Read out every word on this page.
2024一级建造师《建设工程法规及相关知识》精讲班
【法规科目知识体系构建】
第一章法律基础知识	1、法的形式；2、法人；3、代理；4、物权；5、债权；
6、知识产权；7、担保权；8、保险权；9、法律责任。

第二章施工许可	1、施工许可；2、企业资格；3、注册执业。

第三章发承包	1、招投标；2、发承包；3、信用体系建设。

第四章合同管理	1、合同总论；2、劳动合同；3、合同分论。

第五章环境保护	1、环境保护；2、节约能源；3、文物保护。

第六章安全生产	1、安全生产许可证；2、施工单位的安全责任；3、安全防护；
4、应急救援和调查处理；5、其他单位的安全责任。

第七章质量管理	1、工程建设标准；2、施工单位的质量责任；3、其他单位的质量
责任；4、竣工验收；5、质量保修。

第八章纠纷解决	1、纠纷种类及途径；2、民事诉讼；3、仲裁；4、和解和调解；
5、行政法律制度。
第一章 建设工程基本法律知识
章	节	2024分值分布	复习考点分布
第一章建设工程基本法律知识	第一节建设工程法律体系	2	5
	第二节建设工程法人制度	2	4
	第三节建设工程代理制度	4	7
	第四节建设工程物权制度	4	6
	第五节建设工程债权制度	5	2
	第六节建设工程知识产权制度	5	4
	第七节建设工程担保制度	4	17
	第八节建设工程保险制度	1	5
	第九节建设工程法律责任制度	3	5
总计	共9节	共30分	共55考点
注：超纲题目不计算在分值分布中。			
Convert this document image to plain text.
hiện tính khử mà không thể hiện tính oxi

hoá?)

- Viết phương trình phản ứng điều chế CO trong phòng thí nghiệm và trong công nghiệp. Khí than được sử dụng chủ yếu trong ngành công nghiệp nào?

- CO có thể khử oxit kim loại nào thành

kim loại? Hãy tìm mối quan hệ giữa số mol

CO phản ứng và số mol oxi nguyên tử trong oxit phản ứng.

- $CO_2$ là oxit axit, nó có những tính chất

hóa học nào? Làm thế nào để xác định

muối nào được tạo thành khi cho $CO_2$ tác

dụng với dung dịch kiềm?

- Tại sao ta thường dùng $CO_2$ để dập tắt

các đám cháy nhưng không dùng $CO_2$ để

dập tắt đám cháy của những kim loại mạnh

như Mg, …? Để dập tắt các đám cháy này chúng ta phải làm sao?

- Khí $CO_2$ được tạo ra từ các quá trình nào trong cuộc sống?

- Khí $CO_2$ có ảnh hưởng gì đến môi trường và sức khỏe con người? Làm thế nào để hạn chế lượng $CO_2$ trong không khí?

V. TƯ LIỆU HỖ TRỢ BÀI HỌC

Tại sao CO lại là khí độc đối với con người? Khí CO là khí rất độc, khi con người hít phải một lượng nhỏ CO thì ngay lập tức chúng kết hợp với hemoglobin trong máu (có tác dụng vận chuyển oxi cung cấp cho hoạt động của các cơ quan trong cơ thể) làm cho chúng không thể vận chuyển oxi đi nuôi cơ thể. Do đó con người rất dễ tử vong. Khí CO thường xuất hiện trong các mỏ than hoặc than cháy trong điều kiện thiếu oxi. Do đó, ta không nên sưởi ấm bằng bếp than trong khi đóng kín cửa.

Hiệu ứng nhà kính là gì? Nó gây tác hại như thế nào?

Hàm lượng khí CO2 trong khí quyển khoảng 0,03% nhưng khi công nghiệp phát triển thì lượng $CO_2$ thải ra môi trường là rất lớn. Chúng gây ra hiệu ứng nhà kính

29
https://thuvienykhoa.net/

The task: List each line holding the string "oxit".

Answer:
- CO có thể khử oxit kim loại nào thành
CO phản ứng và số mol oxi nguyên tử trong oxit phản ứng.
- $CO_2$ là oxit axit, nó có những tính chất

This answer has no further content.